## [GOAL OF THE EXERCISE]
Skip the pictures. Copy all the rest of the records down exactly.

◆ ◆ ◆ ◆ ◆

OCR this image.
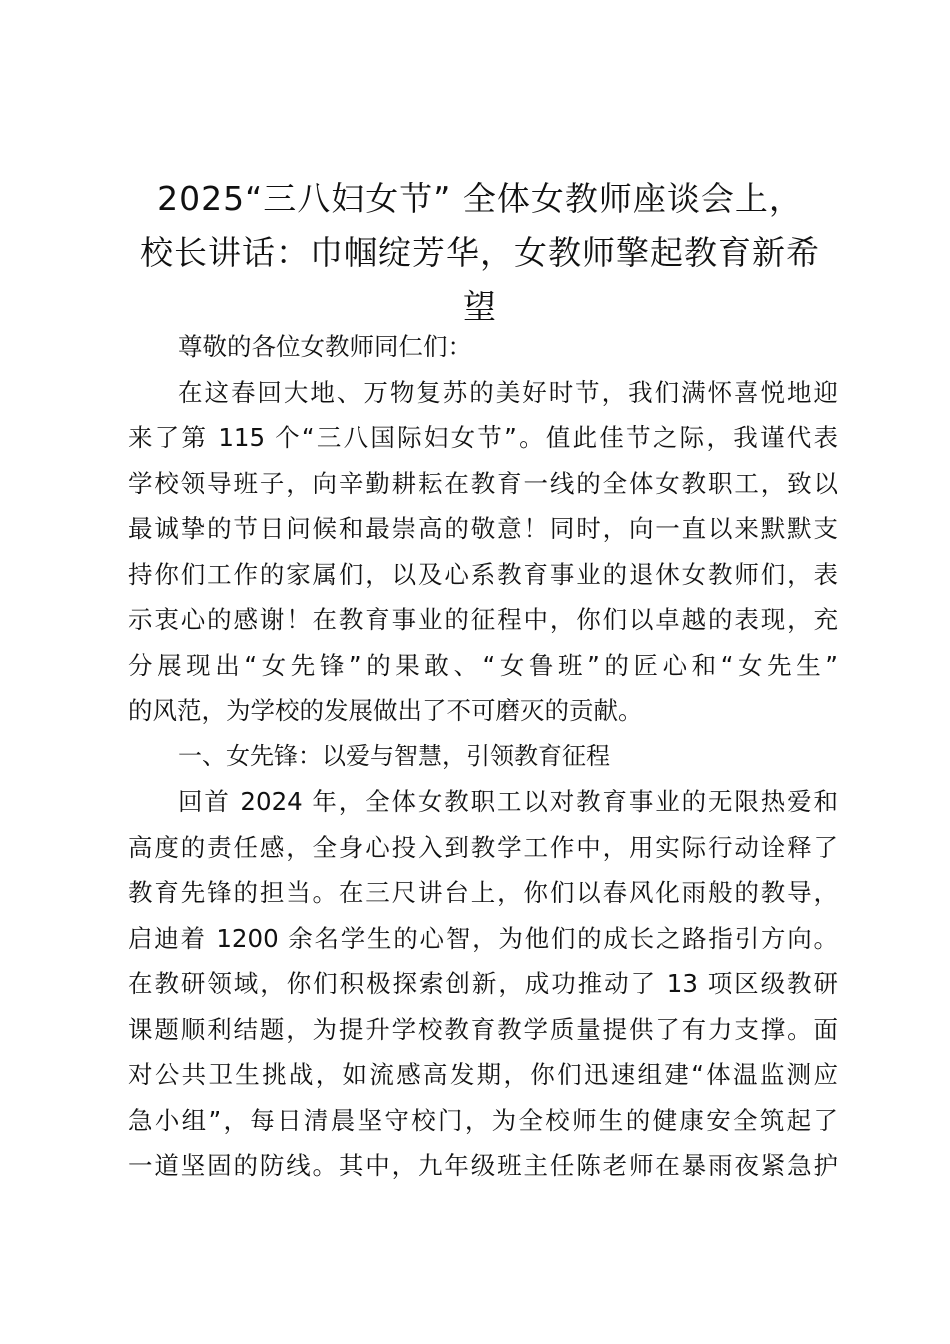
2025“三八妇女节” 全体女教师座谈会上，
校长讲话：巾帼绽芳华，女教师擎起教育新希
望
尊敬的各位女教师同仁们：
在这春回大地、万物复苏的美好时节，我们满怀喜悦地迎
来了第 115 个“三八国际妇女节”。值此佳节之际，我谨代表
学校领导班子，向辛勤耕耘在教育一线的全体女教职工，致以
最诚挚的节日问候和最崇高的敬意！同时，向一直以来默默支
持你们工作的家属们，以及心系教育事业的退休女教师们，表
示衷心的感谢！在教育事业的征程中，你们以卓越的表现，充
分展现出“女先锋”的果敢、“女鲁班”的匠心和“女先生”
的风范，为学校的发展做出了不可磨灭的贡献。
一、女先锋：以爱与智慧，引领教育征程
回首 2024 年，全体女教职工以对教育事业的无限热爱和
高度的责任感，全身心投入到教学工作中，用实际行动诠释了
教育先锋的担当。在三尺讲台上，你们以春风化雨般的教导，
启迪着 1200 余名学生的心智，为他们的成长之路指引方向。
在教研领域，你们积极探索创新，成功推动了 13 项区级教研
课题顺利结题，为提升学校教育教学质量提供了有力支撑。面
对公共卫生挑战，如流感高发期，你们迅速组建“体温监测应
急小组”，每日清晨坚守校门，为全校师生的健康安全筑起了
一道坚固的防线。其中，九年级班主任陈老师在暴雨夜紧急护
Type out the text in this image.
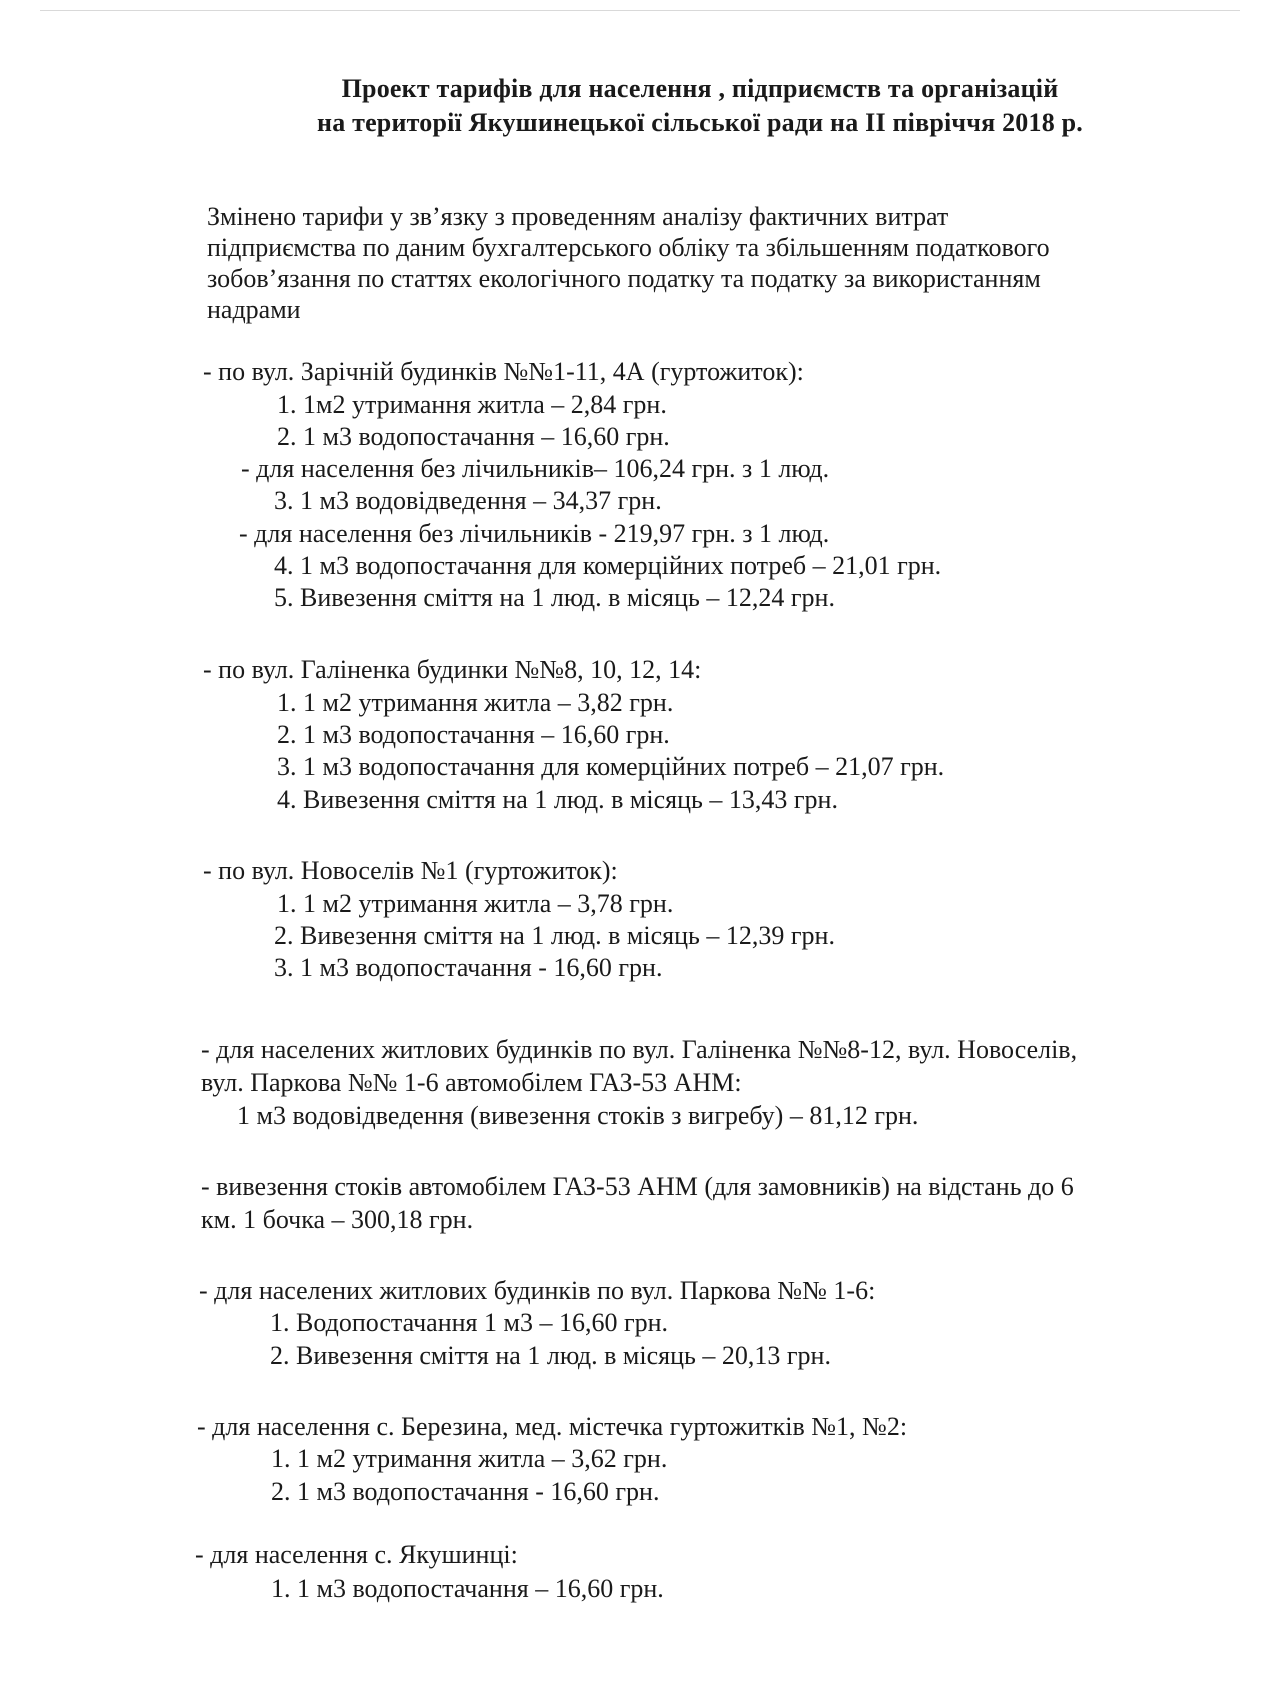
Проект тарифів для населення , підприємств та організацій
на території Якушинецької сільської ради на ІІ півріччя 2018 р.
Змінено тарифи у зв’язку з проведенням аналізу фактичних витрат
підприємства по даним бухгалтерського обліку та збільшенням податкового
зобов’язання по статтях екологічного податку та податку за використанням
надрами
- по вул. Зарічній будинків №№1-11, 4А (гуртожиток):
1. 1м2 утримання житла – 2,84 грн.
2. 1 м3 водопостачання – 16,60 грн.
- для населення без лічильників– 106,24 грн. з 1 люд.
3. 1 м3 водовідведення – 34,37 грн.
- для населення без лічильників - 219,97 грн. з 1 люд.
4. 1 м3 водопостачання для комерційних потреб – 21,01 грн.
5. Вивезення сміття на 1 люд. в місяць – 12,24 грн.
- по вул. Галіненка будинки №№8, 10, 12, 14:
1. 1 м2 утримання житла – 3,82 грн.
2. 1 м3 водопостачання – 16,60 грн.
3. 1 м3 водопостачання для комерційних потреб – 21,07 грн.
4. Вивезення сміття на 1 люд. в місяць – 13,43 грн.
- по вул. Новоселів №1 (гуртожиток):
1. 1 м2 утримання житла – 3,78 грн.
2. Вивезення сміття на 1 люд. в місяць – 12,39 грн.
3. 1 м3 водопостачання - 16,60 грн.
- для населених житлових будинків по вул. Галіненка №№8-12, вул. Новоселів,
вул. Паркова №№ 1-6 автомобілем ГАЗ-53 АНМ:
1 м3 водовідведення (вивезення стоків з вигребу) – 81,12 грн.
- вивезення стоків автомобілем ГАЗ-53 АНМ (для замовників) на відстань до 6
км. 1 бочка – 300,18 грн.
- для населених житлових будинків по вул. Паркова №№ 1-6:
1. Водопостачання 1 м3 – 16,60 грн.
2. Вивезення сміття на 1 люд. в місяць – 20,13 грн.
- для населення с. Березина, мед. містечка гуртожитків №1, №2:
1. 1 м2 утримання житла – 3,62 грн.
2. 1 м3 водопостачання - 16,60 грн.
- для населення с. Якушинці:
1. 1 м3 водопостачання – 16,60 грн.
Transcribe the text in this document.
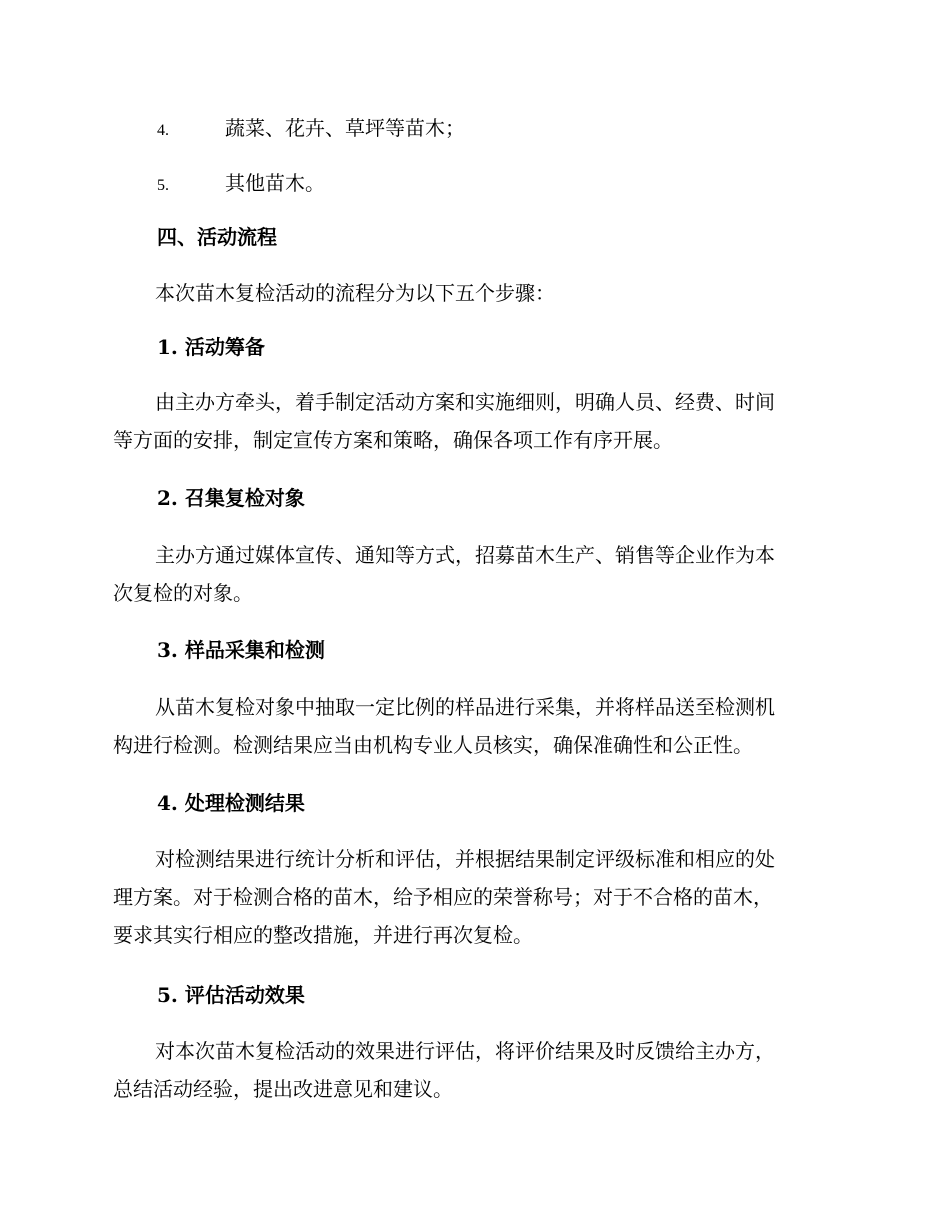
4.	蔬菜、花卉、草坪等苗木；
5.	其他苗木。
四、活动流程
本次苗木复检活动的流程分为以下五个步骤：
1. 活动筹备
由主办方牵头，着手制定活动方案和实施细则，明确人员、经费、时间
等方面的安排，制定宣传方案和策略，确保各项工作有序开展。
2. 召集复检对象
主办方通过媒体宣传、通知等方式，招募苗木生产、销售等企业作为本
次复检的对象。
3. 样品采集和检测
从苗木复检对象中抽取一定比例的样品进行采集，并将样品送至检测机
构进行检测。检测结果应当由机构专业人员核实，确保准确性和公正性。
4. 处理检测结果
对检测结果进行统计分析和评估，并根据结果制定评级标准和相应的处
理方案。对于检测合格的苗木，给予相应的荣誉称号；对于不合格的苗木，
要求其实行相应的整改措施，并进行再次复检。
5. 评估活动效果
对本次苗木复检活动的效果进行评估，将评价结果及时反馈给主办方，
总结活动经验，提出改进意见和建议。
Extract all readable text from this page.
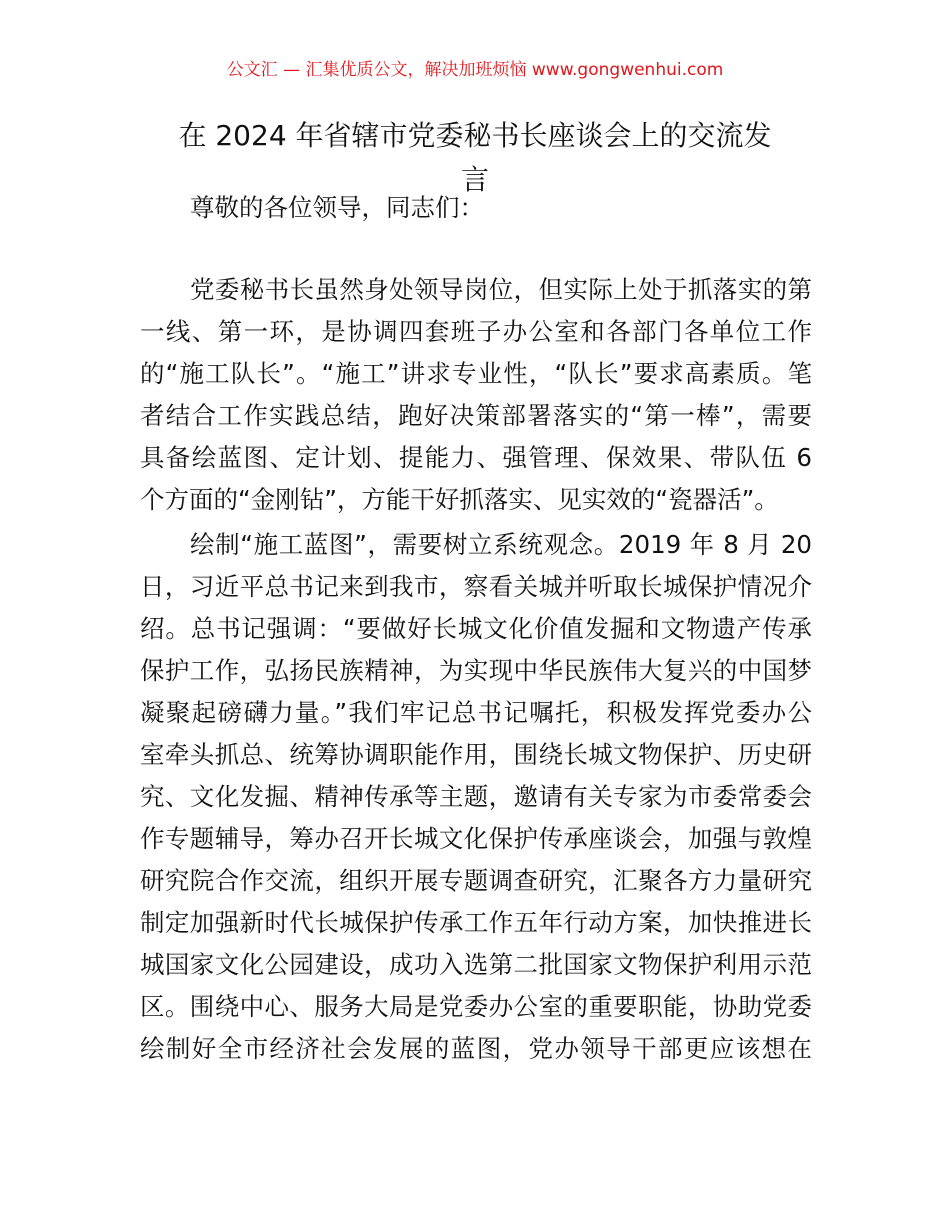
公文汇 — 汇集优质公文，解决加班烦恼 www.gongwenhui.com
在 2024 年省辖市党委秘书长座谈会上的交流发
言
尊敬的各位领导，同志们：
党委秘书长虽然身处领导岗位，但实际上处于抓落实的第
一线、第一环，是协调四套班子办公室和各部门各单位工作
的“施工队长”。“施工”讲求专业性，“队长”要求高素质。笔
者结合工作实践总结，跑好决策部署落实的“第一棒”，需要
具备绘蓝图、定计划、提能力、强管理、保效果、带队伍 6
个方面的“金刚钻”，方能干好抓落实、见实效的“瓷器活”。
绘制“施工蓝图”，需要树立系统观念。2019 年 8 月 20
日，习近平总书记来到我市，察看关城并听取长城保护情况介
绍。总书记强调：“要做好长城文化价值发掘和文物遗产传承
保护工作，弘扬民族精神，为实现中华民族伟大复兴的中国梦
凝聚起磅礴力量。”我们牢记总书记嘱托，积极发挥党委办公
室牵头抓总、统筹协调职能作用，围绕长城文物保护、历史研
究、文化发掘、精神传承等主题，邀请有关专家为市委常委会
作专题辅导，筹办召开长城文化保护传承座谈会，加强与敦煌
研究院合作交流，组织开展专题调查研究，汇聚各方力量研究
制定加强新时代长城保护传承工作五年行动方案，加快推进长
城国家文化公园建设，成功入选第二批国家文物保护利用示范
区。围绕中心、服务大局是党委办公室的重要职能，协助党委
绘制好全市经济社会发展的蓝图，党办领导干部更应该想在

◆ ◆ ◆ ◆ ◆

## [FULL ANSWER]
OCR this image.
2025“三八妇女节” 全体女教师座谈会上，
校长讲话：巾帼绽芳华，女教师擎起教育新希
望
尊敬的各位女教师同仁们：
在这春回大地、万物复苏的美好时节，我们满怀喜悦地迎
来了第 115 个“三八国际妇女节”。值此佳节之际，我谨代表
学校领导班子，向辛勤耕耘在教育一线的全体女教职工，致以
最诚挚的节日问候和最崇高的敬意！同时，向一直以来默默支
持你们工作的家属们，以及心系教育事业的退休女教师们，表
示衷心的感谢！在教育事业的征程中，你们以卓越的表现，充
分展现出“女先锋”的果敢、“女鲁班”的匠心和“女先生”
的风范，为学校的发展做出了不可磨灭的贡献。
一、女先锋：以爱与智慧，引领教育征程
回首 2024 年，全体女教职工以对教育事业的无限热爱和
高度的责任感，全身心投入到教学工作中，用实际行动诠释了
教育先锋的担当。在三尺讲台上，你们以春风化雨般的教导，
启迪着 1200 余名学生的心智，为他们的成长之路指引方向。
在教研领域，你们积极探索创新，成功推动了 13 项区级教研
课题顺利结题，为提升学校教育教学质量提供了有力支撑。面
对公共卫生挑战，如流感高发期，你们迅速组建“体温监测应
急小组”，每日清晨坚守校门，为全校师生的健康安全筑起了
一道坚固的防线。其中，九年级班主任陈老师在暴雨夜紧急护
Type out the text in this image.
Проект тарифів для населення , підприємств та організацій
на території Якушинецької сільської ради на ІІ півріччя 2018 р.
Змінено тарифи у зв’язку з проведенням аналізу фактичних витрат
підприємства по даним бухгалтерського обліку та збільшенням податкового
зобов’язання по статтях екологічного податку та податку за використанням
надрами
- по вул. Зарічній будинків №№1-11, 4А (гуртожиток):
1. 1м2 утримання житла – 2,84 грн.
2. 1 м3 водопостачання – 16,60 грн.
- для населення без лічильників– 106,24 грн. з 1 люд.
3. 1 м3 водовідведення – 34,37 грн.
- для населення без лічильників - 219,97 грн. з 1 люд.
4. 1 м3 водопостачання для комерційних потреб – 21,01 грн.
5. Вивезення сміття на 1 люд. в місяць – 12,24 грн.
- по вул. Галіненка будинки №№8, 10, 12, 14:
1. 1 м2 утримання житла – 3,82 грн.
2. 1 м3 водопостачання – 16,60 грн.
3. 1 м3 водопостачання для комерційних потреб – 21,07 грн.
4. Вивезення сміття на 1 люд. в місяць – 13,43 грн.
- по вул. Новоселів №1 (гуртожиток):
1. 1 м2 утримання житла – 3,78 грн.
2. Вивезення сміття на 1 люд. в місяць – 12,39 грн.
3. 1 м3 водопостачання - 16,60 грн.
- для населених житлових будинків по вул. Галіненка №№8-12, вул. Новоселів,
вул. Паркова №№ 1-6 автомобілем ГАЗ-53 АНМ:
1 м3 водовідведення (вивезення стоків з вигребу) – 81,12 грн.
- вивезення стоків автомобілем ГАЗ-53 АНМ (для замовників) на відстань до 6
км. 1 бочка – 300,18 грн.
- для населених житлових будинків по вул. Паркова №№ 1-6:
1. Водопостачання 1 м3 – 16,60 грн.
2. Вивезення сміття на 1 люд. в місяць – 20,13 грн.
- для населення с. Березина, мед. містечка гуртожитків №1, №2:
1. 1 м2 утримання житла – 3,62 грн.
2. 1 м3 водопостачання - 16,60 грн.
- для населення с. Якушинці:
1. 1 м3 водопостачання – 16,60 грн.
Transcribe the text in this document.
4.	蔬菜、花卉、草坪等苗木；
5.	其他苗木。
四、活动流程
本次苗木复检活动的流程分为以下五个步骤：
1. 活动筹备
由主办方牵头，着手制定活动方案和实施细则，明确人员、经费、时间
等方面的安排，制定宣传方案和策略，确保各项工作有序开展。
2. 召集复检对象
主办方通过媒体宣传、通知等方式，招募苗木生产、销售等企业作为本
次复检的对象。
3. 样品采集和检测
从苗木复检对象中抽取一定比例的样品进行采集，并将样品送至检测机
构进行检测。检测结果应当由机构专业人员核实，确保准确性和公正性。
4. 处理检测结果
对检测结果进行统计分析和评估，并根据结果制定评级标准和相应的处
理方案。对于检测合格的苗木，给予相应的荣誉称号；对于不合格的苗木，
要求其实行相应的整改措施，并进行再次复检。
5. 评估活动效果
对本次苗木复检活动的效果进行评估，将评价结果及时反馈给主办方，
总结活动经验，提出改进意见和建议。
Extract all readable text from this page.
公文汇 — 汇集优质公文，解决加班烦恼 www.gongwenhui.com
在 2024 年省辖市党委秘书长座谈会上的交流发
言
尊敬的各位领导，同志们：
党委秘书长虽然身处领导岗位，但实际上处于抓落实的第
一线、第一环，是协调四套班子办公室和各部门各单位工作
的“施工队长”。“施工”讲求专业性，“队长”要求高素质。笔
者结合工作实践总结，跑好决策部署落实的“第一棒”，需要
具备绘蓝图、定计划、提能力、强管理、保效果、带队伍 6
个方面的“金刚钻”，方能干好抓落实、见实效的“瓷器活”。
绘制“施工蓝图”，需要树立系统观念。2019 年 8 月 20
日，习近平总书记来到我市，察看关城并听取长城保护情况介
绍。总书记强调：“要做好长城文化价值发掘和文物遗产传承
保护工作，弘扬民族精神，为实现中华民族伟大复兴的中国梦
凝聚起磅礴力量。”我们牢记总书记嘱托，积极发挥党委办公
室牵头抓总、统筹协调职能作用，围绕长城文物保护、历史研
究、文化发掘、精神传承等主题，邀请有关专家为市委常委会
作专题辅导，筹办召开长城文化保护传承座谈会，加强与敦煌
研究院合作交流，组织开展专题调查研究，汇聚各方力量研究
制定加强新时代长城保护传承工作五年行动方案，加快推进长
城国家文化公园建设，成功入选第二批国家文物保护利用示范
区。围绕中心、服务大局是党委办公室的重要职能，协助党委
绘制好全市经济社会发展的蓝图，党办领导干部更应该想在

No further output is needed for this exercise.